Work item
Please copy out each line of the listing that contains the word "result".

Material to process
+---+

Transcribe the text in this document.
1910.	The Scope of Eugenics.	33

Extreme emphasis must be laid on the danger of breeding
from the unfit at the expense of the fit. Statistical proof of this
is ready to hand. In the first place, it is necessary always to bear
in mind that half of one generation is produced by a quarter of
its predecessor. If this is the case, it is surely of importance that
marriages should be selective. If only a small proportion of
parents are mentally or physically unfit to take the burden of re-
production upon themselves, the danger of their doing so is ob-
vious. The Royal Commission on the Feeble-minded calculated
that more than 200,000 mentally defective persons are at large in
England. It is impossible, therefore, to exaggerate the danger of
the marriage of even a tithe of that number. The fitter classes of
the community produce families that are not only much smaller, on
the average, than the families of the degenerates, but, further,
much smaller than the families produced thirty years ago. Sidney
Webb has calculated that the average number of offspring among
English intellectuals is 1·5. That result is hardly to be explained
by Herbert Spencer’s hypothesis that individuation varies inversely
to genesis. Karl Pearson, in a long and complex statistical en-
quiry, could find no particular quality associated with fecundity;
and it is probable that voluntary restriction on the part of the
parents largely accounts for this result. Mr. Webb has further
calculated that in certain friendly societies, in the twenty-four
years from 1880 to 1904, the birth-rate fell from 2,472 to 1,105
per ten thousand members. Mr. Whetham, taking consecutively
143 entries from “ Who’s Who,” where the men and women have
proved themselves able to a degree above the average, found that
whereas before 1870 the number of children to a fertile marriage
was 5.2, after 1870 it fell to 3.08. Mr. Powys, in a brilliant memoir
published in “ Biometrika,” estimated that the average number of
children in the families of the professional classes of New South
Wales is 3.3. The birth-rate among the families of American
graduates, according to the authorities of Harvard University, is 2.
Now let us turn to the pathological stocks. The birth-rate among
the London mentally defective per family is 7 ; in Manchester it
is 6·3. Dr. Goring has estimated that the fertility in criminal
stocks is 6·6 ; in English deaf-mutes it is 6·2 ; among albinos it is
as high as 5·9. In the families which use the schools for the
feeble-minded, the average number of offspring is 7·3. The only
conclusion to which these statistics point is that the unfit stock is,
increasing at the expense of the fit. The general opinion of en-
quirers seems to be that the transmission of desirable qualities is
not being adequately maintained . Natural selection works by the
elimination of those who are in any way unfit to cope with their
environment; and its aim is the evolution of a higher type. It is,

+---+

Exercise output
English intellectuals is 1·5. That result is hardly to be explained
parents largely accounts for this result. Mr. Webb has further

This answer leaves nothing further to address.